Given entries:
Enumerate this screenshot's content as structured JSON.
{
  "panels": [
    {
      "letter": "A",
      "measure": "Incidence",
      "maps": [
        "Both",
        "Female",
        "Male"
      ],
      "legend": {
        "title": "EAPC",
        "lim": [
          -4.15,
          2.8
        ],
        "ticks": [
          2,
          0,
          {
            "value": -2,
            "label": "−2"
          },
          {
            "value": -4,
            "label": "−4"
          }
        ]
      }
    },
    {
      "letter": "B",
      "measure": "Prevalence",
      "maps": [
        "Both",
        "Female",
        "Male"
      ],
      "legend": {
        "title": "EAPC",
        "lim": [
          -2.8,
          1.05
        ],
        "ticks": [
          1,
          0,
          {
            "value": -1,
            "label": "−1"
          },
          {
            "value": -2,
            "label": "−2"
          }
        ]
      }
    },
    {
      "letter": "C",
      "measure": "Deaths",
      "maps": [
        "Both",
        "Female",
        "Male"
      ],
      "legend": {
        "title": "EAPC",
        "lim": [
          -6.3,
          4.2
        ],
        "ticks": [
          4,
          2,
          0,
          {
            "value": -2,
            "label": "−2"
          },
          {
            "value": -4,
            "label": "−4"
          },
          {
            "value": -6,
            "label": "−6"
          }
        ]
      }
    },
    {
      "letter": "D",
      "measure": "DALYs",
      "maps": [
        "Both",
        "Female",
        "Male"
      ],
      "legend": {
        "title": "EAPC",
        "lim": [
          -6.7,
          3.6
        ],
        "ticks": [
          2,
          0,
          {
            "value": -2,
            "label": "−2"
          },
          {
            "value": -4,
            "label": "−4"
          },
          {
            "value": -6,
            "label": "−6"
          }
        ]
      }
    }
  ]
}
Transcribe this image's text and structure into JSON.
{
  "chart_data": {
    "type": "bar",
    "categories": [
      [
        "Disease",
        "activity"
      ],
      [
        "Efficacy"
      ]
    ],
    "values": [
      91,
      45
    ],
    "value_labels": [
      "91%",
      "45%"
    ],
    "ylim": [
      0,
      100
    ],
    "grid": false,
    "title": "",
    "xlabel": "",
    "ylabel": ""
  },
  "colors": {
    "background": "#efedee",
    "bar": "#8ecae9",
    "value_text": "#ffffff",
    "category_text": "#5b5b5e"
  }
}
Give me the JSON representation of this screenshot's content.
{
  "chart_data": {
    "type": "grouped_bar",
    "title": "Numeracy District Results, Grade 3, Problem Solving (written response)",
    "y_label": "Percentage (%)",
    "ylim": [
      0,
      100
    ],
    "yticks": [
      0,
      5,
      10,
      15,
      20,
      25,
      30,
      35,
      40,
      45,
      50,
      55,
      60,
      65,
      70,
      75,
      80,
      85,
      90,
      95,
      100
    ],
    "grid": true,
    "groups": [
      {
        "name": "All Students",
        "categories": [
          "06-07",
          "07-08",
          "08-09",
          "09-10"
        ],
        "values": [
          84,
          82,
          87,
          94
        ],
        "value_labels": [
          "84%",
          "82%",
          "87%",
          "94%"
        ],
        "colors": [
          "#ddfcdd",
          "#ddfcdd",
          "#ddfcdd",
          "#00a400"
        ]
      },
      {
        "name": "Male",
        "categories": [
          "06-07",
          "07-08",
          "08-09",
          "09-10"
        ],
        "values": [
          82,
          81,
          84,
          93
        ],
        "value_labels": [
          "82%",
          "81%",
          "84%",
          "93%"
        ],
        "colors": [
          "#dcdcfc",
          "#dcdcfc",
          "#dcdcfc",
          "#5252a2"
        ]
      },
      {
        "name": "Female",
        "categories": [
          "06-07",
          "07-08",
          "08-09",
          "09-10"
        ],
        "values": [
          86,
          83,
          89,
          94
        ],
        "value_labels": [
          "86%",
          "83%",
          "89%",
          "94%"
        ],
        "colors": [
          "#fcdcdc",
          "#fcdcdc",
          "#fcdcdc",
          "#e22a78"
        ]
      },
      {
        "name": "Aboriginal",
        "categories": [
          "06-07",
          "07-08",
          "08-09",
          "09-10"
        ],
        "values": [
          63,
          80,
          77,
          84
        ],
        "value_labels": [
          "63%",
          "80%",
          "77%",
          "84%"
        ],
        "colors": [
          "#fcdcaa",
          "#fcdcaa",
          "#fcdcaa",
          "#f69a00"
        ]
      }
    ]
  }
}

Your objective:
Copy out every line of the material above that mentions the word "name".

Worked answer:
        "name": "All Students",
        "name": "Male",
        "name": "Female",
        "name": "Aboriginal",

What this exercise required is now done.